Look through the material below. Copy each line that contains the string "this".
## Begin SUPPLIED ENTRIES
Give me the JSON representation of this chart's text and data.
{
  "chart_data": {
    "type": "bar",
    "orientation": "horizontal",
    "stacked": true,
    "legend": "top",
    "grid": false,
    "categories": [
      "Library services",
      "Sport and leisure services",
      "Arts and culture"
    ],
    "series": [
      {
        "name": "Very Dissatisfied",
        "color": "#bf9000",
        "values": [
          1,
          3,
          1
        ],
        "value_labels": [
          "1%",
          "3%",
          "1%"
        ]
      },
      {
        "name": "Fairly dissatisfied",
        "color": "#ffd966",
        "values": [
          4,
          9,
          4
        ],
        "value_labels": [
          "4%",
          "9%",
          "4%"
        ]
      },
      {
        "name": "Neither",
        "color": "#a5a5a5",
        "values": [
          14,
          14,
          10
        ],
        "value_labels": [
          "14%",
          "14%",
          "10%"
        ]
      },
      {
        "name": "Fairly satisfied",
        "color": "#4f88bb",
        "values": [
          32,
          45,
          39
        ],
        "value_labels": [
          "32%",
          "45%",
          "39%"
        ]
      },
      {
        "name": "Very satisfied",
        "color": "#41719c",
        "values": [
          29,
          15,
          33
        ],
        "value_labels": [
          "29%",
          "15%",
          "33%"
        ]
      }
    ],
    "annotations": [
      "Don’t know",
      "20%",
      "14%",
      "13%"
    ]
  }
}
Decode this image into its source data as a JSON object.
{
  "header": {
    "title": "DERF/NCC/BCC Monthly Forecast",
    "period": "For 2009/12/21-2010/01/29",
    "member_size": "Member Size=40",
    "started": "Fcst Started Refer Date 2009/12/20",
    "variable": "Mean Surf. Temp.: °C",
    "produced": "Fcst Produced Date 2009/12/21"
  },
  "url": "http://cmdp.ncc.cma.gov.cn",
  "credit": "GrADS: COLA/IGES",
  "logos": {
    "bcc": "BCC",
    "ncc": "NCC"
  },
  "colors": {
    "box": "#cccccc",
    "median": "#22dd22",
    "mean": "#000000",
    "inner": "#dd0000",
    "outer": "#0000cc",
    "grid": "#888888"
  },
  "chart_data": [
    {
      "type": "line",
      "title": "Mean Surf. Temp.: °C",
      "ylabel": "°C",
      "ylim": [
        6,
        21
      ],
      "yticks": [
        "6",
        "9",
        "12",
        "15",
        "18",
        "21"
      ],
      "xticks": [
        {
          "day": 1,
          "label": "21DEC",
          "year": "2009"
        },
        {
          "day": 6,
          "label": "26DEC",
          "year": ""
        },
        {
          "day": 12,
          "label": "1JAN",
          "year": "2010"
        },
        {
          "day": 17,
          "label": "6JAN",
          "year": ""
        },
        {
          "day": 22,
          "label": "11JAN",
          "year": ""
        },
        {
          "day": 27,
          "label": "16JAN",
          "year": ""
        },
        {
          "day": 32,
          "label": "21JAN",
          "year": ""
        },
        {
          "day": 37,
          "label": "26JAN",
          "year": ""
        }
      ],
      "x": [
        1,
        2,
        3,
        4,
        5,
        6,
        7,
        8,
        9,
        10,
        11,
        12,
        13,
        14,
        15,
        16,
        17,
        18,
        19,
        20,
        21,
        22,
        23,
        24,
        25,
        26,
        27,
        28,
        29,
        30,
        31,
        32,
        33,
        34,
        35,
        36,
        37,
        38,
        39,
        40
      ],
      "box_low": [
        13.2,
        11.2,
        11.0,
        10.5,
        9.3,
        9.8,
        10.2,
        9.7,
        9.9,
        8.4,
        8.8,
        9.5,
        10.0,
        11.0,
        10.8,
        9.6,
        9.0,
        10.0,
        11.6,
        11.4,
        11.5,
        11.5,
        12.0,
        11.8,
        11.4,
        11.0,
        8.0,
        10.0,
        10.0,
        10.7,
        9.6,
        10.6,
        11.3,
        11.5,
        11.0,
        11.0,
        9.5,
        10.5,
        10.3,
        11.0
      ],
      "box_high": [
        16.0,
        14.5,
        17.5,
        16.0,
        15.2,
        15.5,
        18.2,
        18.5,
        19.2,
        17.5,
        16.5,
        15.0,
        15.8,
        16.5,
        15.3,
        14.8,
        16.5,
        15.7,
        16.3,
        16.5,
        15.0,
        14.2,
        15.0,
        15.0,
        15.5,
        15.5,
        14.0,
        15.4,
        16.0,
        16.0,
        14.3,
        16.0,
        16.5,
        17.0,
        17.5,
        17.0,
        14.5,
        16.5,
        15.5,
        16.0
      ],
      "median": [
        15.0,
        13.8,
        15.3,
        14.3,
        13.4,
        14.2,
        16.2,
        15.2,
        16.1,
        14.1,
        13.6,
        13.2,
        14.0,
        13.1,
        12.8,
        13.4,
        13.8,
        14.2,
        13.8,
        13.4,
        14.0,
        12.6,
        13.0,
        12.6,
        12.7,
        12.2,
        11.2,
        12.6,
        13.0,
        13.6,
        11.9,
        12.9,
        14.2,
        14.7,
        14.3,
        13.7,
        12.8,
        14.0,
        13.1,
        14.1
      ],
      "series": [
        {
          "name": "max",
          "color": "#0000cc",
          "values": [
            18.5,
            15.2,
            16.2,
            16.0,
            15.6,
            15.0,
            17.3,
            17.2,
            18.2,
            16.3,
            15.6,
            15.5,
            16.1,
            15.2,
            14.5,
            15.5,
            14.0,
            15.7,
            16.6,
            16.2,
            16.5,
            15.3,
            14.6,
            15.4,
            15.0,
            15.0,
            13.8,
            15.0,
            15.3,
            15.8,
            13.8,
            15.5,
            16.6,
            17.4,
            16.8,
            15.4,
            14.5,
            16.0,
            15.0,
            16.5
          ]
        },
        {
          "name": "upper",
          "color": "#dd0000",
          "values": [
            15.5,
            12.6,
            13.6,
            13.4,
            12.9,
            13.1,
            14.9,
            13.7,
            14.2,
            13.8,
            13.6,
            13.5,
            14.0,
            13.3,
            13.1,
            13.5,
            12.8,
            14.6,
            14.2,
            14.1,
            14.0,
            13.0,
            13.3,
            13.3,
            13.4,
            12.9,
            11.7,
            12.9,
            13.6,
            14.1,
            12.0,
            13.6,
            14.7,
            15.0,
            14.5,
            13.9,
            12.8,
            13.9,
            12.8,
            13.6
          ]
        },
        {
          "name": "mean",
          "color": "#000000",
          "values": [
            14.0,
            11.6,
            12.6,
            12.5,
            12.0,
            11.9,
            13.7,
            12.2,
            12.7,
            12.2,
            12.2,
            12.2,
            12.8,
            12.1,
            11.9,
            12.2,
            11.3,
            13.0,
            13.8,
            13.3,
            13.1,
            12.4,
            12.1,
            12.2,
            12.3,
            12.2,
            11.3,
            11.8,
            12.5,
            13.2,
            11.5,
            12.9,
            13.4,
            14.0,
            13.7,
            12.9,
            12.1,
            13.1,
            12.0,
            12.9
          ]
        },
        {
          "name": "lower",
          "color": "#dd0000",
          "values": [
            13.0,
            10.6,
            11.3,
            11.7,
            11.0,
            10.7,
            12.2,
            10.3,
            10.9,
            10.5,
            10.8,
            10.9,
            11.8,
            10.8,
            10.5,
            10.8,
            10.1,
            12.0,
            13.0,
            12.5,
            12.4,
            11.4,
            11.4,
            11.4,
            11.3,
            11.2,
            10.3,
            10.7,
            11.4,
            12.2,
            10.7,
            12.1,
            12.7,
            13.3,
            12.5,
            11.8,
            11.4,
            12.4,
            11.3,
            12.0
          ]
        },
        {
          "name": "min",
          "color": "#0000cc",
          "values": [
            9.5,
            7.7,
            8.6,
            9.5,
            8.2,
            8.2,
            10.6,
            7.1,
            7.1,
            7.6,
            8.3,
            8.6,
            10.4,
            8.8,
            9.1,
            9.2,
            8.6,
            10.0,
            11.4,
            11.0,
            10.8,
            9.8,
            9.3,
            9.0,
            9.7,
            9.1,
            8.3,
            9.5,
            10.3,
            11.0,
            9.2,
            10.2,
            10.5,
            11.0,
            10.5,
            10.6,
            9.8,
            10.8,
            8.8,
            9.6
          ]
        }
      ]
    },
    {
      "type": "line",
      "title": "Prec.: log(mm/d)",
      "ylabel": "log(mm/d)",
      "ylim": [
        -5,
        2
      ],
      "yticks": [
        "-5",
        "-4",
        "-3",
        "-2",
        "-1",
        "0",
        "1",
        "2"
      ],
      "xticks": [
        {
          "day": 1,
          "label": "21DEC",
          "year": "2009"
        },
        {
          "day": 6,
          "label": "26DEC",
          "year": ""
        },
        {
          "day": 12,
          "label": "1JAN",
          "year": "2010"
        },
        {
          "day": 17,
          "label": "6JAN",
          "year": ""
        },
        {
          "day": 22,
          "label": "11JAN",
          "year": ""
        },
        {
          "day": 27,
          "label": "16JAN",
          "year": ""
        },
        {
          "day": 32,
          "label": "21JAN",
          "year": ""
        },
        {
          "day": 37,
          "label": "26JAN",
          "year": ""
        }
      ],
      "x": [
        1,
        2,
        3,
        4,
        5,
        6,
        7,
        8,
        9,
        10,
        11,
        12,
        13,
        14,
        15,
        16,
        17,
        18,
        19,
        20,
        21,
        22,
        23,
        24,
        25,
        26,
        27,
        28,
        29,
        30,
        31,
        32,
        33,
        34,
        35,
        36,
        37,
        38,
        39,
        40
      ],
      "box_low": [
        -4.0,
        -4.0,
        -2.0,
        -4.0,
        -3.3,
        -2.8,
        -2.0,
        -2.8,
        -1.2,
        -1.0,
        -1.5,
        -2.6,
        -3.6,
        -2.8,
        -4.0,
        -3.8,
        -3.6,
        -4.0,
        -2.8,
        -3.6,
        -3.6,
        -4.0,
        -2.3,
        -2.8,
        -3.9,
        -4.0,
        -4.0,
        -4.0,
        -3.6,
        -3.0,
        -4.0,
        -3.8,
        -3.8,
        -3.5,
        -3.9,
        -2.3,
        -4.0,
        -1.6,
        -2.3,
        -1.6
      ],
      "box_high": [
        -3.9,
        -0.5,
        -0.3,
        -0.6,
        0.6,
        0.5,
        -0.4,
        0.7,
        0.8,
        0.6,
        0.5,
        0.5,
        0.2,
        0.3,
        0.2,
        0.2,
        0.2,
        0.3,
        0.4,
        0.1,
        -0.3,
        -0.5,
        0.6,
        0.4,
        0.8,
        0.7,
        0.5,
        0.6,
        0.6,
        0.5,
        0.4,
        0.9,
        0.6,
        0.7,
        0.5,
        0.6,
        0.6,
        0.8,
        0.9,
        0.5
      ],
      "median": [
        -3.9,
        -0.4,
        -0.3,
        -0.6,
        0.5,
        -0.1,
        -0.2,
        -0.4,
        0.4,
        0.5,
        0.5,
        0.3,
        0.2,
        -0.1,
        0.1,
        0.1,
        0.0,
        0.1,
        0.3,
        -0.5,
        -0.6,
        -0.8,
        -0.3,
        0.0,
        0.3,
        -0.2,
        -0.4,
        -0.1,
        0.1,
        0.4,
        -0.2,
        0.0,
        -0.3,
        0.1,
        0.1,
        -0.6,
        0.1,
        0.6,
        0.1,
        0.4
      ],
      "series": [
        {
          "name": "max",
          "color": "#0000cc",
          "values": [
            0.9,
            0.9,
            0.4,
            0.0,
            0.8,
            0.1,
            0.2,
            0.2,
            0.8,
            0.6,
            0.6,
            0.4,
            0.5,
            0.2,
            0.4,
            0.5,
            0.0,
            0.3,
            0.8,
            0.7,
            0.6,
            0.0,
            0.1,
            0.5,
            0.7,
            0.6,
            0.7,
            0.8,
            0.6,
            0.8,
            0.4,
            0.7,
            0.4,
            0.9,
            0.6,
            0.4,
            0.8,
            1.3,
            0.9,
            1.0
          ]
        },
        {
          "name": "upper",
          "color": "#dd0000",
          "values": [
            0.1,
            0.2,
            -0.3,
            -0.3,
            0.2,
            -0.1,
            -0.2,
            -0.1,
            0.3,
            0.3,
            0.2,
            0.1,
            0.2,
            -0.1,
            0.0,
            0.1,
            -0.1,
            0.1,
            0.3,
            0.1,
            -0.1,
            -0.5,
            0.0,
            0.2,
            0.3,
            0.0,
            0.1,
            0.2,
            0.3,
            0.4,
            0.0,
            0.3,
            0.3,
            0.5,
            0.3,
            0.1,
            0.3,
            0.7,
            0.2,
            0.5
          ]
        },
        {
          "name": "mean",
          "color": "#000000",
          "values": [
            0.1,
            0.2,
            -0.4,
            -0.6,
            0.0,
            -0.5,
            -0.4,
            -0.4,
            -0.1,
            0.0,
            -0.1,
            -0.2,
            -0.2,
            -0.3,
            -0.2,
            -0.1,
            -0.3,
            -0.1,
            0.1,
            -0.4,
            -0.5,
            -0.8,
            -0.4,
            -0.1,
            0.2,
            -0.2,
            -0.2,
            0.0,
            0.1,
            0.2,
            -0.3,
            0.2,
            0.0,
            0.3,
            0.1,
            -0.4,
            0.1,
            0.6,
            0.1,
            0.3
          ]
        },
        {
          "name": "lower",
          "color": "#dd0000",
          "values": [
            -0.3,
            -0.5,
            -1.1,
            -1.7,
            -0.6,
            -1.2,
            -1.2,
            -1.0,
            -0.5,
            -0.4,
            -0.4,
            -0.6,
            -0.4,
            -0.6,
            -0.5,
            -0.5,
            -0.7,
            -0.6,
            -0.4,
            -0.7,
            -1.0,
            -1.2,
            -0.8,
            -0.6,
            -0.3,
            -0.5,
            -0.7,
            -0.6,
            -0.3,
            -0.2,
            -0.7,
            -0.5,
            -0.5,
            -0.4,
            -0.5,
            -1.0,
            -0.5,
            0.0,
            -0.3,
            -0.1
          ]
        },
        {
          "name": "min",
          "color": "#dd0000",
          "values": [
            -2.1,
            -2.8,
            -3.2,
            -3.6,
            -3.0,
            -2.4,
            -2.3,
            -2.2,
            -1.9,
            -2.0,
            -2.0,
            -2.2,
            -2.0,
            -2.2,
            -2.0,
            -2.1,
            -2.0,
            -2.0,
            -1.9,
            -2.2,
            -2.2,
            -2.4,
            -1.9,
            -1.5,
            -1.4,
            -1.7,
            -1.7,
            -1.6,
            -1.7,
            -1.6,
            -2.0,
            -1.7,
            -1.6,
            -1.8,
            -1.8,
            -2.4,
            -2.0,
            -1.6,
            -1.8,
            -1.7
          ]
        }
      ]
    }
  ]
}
## End SUPPLIED ENTRIES
__FINISHED ANSWER__
Give me the JSON representation of this chart's text and data.
Decode this image into its source data as a JSON object.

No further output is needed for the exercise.